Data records
- - - -
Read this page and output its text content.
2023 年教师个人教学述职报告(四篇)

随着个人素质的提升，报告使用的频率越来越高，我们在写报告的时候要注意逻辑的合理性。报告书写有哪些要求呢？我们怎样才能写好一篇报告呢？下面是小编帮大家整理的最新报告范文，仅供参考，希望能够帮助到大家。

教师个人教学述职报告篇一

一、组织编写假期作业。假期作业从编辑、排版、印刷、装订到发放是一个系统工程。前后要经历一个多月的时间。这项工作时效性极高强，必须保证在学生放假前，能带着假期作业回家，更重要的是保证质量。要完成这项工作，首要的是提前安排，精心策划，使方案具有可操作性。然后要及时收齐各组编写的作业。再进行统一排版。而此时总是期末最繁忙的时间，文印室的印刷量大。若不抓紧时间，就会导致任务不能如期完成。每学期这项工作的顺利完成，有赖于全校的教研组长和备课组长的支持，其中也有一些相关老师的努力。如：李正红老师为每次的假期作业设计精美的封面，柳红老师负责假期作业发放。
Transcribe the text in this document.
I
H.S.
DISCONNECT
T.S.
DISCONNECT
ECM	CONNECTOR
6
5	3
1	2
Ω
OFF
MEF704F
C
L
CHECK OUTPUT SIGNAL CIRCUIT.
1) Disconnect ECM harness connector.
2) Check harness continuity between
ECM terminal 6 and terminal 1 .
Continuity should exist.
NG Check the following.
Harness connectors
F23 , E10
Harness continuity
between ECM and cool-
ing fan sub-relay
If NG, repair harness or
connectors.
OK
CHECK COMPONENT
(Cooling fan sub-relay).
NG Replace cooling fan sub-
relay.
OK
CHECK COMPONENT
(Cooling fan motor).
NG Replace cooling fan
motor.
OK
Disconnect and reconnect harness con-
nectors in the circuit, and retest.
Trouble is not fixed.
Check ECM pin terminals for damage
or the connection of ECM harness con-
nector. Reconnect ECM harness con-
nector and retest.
- - - -
## What the exercise asks
Take each line containing the string "relay" and copy it out.

## Result of the exercise
ing fan sub-relay
(Cooling fan sub-relay).
relay.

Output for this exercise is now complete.